= Set of tasks =
1) In the news article on child referrals to the UK's gender identity service, what reason does the spokesperson give for why specialist support for young people is all the more important? Answer in one to three sentences.
2) In the news article on child referrals to the UK's gender identity service, how many of the children under 11 referred in 2014 were only three or four years old?
3) Continue the news article on child referrals to the UK's gender identity service, starting after its last sentence.

= Document passage =

::::

LONDON, April 8, 2015 (www.LifeSiteNews.com) – The number of young children – some as young as three – being referred to the UK's National Health Service for transgender treatments has quadrupled in the last six years, according to the Tavistock and Portman Trust, a NHS center that specializes in gender issues for children under 18.
The mental health clinic reported that 77 children under 11 years old had been referred to its Gender Identity Development Service in 2014. Of those, 20 were only three or four years old.
In 2009-10 the center said it had 19 such referrals total.
A spokesperson for Tavistock and Portman Trust said that while gender dysphoria in children is a “complex and rare condition” which is “frequently associated with distress which may increase at puberty…there is not one straightforward explanation for the increase in referrals.”
He added that “it's important to note that gender expression is diversifying, which makes it all the more important that young people have the opportunity to explore and develop their own path with the support of specialist services.”

::::

= Supplied records =
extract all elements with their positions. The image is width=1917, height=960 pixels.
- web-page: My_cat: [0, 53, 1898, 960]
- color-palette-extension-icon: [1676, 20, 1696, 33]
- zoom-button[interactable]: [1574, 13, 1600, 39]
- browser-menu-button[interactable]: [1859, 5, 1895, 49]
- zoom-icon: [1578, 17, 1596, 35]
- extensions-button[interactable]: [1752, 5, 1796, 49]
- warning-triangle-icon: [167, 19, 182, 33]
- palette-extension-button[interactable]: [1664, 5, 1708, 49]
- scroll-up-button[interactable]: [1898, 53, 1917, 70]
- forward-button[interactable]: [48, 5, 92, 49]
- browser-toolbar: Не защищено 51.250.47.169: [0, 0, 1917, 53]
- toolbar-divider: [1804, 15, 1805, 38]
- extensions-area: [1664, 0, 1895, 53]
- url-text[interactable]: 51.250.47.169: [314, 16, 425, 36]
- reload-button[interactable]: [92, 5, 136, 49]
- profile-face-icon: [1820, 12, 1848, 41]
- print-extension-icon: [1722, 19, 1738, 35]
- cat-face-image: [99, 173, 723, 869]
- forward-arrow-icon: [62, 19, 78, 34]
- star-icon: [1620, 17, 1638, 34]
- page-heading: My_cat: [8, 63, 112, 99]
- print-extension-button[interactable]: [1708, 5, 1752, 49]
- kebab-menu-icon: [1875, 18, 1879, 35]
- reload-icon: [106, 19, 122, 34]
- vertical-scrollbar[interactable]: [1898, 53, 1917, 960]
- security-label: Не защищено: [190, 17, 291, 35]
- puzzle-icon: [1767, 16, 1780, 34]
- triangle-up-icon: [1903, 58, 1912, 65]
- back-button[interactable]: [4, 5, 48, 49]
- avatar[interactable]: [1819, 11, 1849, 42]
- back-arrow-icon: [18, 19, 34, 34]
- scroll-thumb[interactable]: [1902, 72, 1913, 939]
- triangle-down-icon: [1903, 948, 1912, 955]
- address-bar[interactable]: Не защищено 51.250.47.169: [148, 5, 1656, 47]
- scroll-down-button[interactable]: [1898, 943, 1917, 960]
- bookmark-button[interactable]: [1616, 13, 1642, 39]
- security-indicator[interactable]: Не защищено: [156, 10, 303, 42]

::::

= Per-task answers =
1) The spokesperson says it is all the more important because gender expression is diversifying. Young people should therefore be able to explore and develop their own path with the support of specialist services.

2) Twenty of them.

3)
Noting this trend, British media reported the story of eight-year-old “Jessica,” a biological boy, who told the BBC that he is so happy now that he can live as though he were a female. “I really didn't want to be a boy,” he said. “It was really frustrating for me. It feels like I'm in the wrong body.”
The boy's mother, who is in a lesbian relationship, was accused by a relative of “conditioning” her son to want to be female. She reportedly dismissed this claim as “absurd.”
However, not everyone is celebrating. Columnist and commentator Carole Malone wonders why health care money is being “wasted” on transgender treatments for three-year-olds who “can't decide whether he wants fish fingers or baked beans for tea.”
“How on earth would he know he was born in the wrong body?” she asked. “And how would such a young child be able to express that kind of emotion?”
She warned, in an editorial in the Mirror, that, “My fear in all this is that if a child is put into a state-funded 'transgender' monitoring system at three – they might never get out of it. They might never be able to – or be allowed to – think independently, and be steered into believing they're something they are not.”
Dr. Rick Fitzgibbons, a psychiatrist and the director of Comprehensive Counseling Services near Philadelphia, shares Malone's concern.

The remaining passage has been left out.